--- START Supplied material ---

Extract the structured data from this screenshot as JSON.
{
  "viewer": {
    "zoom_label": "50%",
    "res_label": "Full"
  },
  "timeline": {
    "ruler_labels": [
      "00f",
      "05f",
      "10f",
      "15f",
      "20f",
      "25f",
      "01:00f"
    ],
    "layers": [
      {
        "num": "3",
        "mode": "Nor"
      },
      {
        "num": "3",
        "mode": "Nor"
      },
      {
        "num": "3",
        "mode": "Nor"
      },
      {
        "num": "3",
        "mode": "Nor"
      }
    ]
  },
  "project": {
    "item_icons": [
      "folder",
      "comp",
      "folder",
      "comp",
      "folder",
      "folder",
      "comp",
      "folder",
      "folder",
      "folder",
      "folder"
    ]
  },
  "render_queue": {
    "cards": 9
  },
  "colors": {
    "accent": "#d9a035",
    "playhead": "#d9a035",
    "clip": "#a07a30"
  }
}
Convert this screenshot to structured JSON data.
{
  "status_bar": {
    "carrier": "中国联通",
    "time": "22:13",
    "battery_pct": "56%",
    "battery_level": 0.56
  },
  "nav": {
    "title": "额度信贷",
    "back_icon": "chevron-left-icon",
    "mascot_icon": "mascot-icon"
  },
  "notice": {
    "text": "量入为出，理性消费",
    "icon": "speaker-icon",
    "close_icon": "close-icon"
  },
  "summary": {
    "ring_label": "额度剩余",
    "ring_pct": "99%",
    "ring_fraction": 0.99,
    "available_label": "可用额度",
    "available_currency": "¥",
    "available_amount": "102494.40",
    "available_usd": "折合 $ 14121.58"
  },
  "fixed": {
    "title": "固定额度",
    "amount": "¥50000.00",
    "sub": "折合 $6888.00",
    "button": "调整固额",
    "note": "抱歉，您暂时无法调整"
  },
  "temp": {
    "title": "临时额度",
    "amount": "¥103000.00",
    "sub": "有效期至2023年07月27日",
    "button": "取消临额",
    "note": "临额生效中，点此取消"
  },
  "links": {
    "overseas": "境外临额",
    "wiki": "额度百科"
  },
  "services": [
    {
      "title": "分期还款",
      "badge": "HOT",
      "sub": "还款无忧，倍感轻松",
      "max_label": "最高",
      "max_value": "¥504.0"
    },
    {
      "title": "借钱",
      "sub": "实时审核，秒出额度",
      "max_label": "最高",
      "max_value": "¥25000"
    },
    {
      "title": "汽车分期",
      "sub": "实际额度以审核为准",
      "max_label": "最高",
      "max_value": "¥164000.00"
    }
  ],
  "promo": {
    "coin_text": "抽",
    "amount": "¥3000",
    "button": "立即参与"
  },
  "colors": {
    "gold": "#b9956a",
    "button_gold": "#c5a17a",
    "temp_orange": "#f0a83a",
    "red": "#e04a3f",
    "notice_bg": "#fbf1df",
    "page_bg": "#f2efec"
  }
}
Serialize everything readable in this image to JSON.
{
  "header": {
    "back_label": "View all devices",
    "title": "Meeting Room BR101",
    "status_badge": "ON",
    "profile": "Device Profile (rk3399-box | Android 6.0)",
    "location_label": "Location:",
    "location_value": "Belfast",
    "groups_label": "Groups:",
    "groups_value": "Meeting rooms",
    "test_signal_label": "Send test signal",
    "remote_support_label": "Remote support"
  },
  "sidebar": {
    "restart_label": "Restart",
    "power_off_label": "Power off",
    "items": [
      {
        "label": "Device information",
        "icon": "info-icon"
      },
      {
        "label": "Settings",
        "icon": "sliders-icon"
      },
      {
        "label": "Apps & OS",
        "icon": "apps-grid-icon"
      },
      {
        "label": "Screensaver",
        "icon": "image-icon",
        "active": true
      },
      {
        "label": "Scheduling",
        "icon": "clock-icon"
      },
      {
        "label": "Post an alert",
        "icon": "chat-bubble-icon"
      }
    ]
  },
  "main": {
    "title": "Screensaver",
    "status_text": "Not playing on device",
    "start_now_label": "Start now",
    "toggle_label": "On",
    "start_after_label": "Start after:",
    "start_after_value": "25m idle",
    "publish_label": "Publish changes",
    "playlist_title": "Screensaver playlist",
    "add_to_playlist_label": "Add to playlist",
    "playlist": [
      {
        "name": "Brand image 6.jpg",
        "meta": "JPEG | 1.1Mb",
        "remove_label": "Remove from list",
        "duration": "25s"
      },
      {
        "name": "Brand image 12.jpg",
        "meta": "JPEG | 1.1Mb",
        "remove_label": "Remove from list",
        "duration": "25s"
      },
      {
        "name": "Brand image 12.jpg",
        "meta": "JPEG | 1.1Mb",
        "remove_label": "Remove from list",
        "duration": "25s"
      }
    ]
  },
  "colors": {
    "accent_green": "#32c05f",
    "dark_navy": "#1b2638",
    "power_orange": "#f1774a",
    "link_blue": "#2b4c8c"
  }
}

--- END Supplied material ---

Directive
Scan the listing above and identify each line holding the string "Screensaver"; copy every such line.

Right answer
        "label": "Screensaver",
    "title": "Screensaver",
    "playlist_title": "Screensaver playlist",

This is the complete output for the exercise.